_Assignment:_
Your answer should consist of the lines in the data below that contain "Topien".

-------- Material shown

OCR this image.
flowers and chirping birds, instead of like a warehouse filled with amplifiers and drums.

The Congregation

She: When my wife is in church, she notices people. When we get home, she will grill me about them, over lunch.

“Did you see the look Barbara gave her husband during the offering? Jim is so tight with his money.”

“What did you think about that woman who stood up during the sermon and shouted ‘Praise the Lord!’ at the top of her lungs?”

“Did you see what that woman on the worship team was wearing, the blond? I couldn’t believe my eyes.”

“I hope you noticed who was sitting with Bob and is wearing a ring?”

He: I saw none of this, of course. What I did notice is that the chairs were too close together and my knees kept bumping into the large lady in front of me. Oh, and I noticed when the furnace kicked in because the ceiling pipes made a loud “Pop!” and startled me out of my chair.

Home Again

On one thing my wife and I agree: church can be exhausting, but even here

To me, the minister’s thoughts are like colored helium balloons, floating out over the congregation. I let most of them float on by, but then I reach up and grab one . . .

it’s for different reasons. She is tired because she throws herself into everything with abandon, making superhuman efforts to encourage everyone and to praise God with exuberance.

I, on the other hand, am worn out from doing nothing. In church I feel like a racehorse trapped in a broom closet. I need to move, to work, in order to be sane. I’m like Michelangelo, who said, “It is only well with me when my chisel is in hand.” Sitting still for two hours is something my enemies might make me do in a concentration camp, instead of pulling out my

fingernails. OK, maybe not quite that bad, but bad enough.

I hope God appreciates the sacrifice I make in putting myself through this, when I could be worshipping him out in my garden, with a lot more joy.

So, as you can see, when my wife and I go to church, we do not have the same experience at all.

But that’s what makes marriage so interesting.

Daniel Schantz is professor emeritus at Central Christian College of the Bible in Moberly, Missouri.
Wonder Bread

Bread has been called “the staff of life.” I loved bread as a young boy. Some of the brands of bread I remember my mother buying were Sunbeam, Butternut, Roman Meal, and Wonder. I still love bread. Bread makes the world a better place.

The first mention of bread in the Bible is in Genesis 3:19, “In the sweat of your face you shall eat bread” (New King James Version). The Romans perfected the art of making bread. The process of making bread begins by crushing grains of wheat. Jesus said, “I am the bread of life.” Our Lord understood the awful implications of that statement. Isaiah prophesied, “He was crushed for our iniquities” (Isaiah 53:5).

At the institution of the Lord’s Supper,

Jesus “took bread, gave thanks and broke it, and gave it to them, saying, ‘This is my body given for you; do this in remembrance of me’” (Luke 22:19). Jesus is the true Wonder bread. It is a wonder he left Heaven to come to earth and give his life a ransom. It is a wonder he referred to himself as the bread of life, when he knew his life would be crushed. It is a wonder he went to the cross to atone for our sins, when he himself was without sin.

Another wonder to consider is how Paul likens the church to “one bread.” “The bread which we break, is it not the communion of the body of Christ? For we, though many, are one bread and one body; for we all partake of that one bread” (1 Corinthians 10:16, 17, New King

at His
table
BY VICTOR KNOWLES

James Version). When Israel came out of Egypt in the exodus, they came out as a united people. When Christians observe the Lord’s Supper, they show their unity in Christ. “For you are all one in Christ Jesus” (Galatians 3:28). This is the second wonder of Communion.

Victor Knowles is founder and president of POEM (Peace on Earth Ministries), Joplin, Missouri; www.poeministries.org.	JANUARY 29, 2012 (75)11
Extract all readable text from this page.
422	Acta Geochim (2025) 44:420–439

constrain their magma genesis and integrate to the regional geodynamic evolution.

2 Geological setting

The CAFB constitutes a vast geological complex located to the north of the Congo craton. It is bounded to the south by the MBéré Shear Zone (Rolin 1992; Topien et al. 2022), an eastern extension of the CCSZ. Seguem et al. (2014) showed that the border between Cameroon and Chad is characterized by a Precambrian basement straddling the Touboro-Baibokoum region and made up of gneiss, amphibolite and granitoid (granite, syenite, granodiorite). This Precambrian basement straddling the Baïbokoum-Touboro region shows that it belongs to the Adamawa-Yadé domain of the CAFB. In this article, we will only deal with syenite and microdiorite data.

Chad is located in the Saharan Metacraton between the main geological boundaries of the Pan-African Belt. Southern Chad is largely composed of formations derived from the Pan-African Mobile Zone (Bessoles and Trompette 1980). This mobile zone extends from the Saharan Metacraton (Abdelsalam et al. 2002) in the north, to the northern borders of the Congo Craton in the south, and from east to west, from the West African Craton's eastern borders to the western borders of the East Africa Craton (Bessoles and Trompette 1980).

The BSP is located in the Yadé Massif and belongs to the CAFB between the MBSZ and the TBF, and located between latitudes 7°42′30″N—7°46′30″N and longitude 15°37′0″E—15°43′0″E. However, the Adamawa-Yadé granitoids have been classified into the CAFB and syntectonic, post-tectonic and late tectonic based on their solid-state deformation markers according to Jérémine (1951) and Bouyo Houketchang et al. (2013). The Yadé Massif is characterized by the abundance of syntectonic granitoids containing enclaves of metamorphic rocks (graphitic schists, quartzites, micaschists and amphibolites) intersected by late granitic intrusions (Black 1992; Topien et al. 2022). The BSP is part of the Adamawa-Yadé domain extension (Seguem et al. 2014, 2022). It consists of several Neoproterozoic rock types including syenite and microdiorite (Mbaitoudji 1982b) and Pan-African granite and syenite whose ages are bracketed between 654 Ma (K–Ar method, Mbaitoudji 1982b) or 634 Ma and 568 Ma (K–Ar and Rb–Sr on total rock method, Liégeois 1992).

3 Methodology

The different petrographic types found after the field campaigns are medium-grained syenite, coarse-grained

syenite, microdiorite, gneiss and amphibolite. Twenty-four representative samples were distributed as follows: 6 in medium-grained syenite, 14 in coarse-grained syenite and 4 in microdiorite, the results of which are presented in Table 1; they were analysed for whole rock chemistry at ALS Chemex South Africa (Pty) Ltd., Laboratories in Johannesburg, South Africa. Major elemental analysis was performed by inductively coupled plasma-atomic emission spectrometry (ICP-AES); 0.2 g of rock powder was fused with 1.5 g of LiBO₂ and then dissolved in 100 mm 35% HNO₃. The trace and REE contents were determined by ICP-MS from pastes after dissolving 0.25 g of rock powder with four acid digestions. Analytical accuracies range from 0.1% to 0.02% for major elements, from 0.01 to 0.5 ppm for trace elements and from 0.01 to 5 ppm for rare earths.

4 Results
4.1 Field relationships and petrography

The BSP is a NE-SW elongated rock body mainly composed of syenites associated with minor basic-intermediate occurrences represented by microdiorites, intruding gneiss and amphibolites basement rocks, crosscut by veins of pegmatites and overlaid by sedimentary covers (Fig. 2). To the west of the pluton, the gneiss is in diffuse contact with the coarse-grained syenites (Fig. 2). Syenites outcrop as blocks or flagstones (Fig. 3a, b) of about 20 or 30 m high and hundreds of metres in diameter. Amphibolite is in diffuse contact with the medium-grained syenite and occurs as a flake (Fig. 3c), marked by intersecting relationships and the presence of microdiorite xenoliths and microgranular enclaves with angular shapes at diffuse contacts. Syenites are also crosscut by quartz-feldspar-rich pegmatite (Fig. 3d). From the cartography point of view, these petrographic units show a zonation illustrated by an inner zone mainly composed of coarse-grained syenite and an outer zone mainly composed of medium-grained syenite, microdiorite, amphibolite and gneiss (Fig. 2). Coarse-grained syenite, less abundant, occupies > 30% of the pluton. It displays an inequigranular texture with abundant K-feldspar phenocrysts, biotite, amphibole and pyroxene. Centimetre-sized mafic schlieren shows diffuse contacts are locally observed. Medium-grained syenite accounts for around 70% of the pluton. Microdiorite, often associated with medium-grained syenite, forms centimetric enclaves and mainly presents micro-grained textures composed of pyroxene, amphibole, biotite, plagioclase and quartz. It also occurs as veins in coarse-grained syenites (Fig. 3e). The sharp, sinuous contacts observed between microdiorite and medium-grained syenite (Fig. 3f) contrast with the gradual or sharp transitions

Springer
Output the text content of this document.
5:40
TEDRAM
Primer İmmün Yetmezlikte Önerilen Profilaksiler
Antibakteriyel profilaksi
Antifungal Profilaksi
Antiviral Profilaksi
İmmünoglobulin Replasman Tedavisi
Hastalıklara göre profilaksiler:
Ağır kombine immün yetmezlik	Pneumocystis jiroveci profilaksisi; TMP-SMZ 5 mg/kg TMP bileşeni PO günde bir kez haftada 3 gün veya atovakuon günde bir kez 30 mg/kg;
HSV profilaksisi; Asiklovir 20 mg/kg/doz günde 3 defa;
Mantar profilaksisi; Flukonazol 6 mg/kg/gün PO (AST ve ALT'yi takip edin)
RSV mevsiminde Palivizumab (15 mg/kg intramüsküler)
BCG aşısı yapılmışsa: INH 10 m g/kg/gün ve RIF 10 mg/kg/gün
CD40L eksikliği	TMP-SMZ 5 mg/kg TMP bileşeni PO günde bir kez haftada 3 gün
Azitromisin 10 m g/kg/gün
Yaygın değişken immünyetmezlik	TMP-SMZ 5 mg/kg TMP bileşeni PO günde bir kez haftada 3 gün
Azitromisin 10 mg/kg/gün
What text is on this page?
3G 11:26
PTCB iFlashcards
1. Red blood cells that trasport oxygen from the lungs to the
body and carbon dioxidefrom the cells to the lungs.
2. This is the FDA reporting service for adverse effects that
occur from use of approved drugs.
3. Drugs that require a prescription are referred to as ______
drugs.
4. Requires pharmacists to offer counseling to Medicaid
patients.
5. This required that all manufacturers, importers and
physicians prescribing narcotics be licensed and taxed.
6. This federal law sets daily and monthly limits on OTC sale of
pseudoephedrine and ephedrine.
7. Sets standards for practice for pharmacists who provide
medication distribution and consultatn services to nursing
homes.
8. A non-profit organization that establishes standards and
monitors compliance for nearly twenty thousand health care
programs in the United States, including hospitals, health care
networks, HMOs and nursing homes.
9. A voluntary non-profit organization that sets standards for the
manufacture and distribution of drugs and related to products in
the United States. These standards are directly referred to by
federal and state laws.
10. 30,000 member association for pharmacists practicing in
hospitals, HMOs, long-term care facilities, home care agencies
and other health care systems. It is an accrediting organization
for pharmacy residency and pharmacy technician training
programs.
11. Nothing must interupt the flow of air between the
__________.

----------------

_Your response:_
The CAFB constitutes a vast geological complex located to the north of the Congo craton. It is bounded to the south by the MBéré Shear Zone (Rolin 1992; Topien et al. 2022), an eastern extension of the CCSZ. Seguem et al. (2014) showed that the border between Cameroon and Chad is characterized by a Precambrian basement straddling the Touboro-Baibokoum region and made up of gneiss, amphibolite and granitoid (granite, syenite, granodiorite). This Precambrian basement straddling the Baïbokoum-Touboro region shows that it belongs to the Adamawa-Yadé domain of the CAFB. In this article, we will only deal with syenite and microdiorite data.
The BSP is located in the Yadé Massif and belongs to the CAFB between the MBSZ and the TBF, and located between latitudes 7°42′30″N—7°46′30″N and longitude 15°37′0″E—15°43′0″E. However, the Adamawa-Yadé granitoids have been classified into the CAFB and syntectonic, post-tectonic and late tectonic based on their solid-state deformation markers according to Jérémine (1951) and Bouyo Houketchang et al. (2013). The Yadé Massif is characterized by the abundance of syntectonic granitoids containing enclaves of metamorphic rocks (graphitic schists, quartzites, micaschists and amphibolites) intersected by late granitic intrusions (Black 1992; Topien et al. 2022). The BSP is part of the Adamawa-Yadé domain extension (Seguem et al. 2014, 2022). It consists of several Neoproterozoic rock types including syenite and microdiorite (Mbaitoudji 1982b) and Pan-African granite and syenite whose ages are bracketed between 654 Ma (K–Ar method, Mbaitoudji 1982b) or 634 Ma and 568 Ma (K–Ar and Rb–Sr on total rock method, Liégeois 1992).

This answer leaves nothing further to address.